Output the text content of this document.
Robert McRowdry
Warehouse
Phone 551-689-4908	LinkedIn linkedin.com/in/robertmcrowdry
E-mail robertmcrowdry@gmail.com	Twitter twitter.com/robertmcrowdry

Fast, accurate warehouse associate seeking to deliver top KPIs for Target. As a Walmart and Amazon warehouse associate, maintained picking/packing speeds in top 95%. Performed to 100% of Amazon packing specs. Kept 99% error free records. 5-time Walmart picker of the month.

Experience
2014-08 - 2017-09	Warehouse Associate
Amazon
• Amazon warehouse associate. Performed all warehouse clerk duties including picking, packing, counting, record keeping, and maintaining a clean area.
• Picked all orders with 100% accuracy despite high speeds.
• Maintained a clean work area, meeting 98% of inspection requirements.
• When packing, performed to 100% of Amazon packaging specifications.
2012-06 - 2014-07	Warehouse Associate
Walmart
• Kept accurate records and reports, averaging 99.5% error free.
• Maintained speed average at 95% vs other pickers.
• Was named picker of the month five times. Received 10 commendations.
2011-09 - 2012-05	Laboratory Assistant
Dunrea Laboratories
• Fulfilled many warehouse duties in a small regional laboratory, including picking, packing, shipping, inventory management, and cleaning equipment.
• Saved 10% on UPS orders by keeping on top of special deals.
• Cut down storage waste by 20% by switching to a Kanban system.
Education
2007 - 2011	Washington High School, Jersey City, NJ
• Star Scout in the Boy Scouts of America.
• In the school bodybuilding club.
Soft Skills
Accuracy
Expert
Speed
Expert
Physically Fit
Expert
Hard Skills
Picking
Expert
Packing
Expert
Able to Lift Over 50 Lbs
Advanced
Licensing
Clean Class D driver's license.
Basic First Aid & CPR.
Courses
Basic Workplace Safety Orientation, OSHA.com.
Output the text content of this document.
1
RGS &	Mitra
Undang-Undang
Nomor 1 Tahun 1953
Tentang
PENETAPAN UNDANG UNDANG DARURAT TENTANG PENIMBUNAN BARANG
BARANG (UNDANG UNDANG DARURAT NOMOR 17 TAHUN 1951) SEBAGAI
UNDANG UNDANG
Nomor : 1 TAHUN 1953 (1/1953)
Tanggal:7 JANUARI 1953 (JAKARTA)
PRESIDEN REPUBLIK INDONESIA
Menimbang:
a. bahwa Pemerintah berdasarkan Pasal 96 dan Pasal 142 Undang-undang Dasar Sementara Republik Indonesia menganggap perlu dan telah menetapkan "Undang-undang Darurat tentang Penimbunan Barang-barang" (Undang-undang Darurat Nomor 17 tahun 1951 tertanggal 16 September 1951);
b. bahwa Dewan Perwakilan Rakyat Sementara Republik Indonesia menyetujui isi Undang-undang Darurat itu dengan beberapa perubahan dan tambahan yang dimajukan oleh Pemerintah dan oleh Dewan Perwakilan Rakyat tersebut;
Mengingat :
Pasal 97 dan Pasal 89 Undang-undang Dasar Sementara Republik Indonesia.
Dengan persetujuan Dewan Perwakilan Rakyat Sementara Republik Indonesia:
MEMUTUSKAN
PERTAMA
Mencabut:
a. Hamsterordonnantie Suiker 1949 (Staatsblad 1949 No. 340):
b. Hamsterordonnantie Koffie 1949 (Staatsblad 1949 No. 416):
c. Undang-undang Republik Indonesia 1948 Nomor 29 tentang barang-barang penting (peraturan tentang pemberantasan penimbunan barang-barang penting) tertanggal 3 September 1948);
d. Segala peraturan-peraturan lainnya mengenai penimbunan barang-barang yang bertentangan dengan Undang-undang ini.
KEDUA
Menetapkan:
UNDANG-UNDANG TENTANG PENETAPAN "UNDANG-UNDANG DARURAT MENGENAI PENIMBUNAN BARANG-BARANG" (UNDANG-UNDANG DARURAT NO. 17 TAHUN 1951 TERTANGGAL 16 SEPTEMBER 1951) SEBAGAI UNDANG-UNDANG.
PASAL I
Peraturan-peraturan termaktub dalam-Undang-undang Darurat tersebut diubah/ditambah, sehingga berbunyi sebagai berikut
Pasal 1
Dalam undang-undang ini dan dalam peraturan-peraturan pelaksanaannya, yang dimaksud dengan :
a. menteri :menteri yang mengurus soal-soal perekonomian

[PROBLEM REQUIREMENTS]: Search the preceding listing for "Hamsterordonnantie" and extract every line where it is found.

[TASK ANSWER]:
a. Hamsterordonnantie Suiker 1949 (Staatsblad 1949 No. 340):
b. Hamsterordonnantie Koffie 1949 (Staatsblad 1949 No. 416):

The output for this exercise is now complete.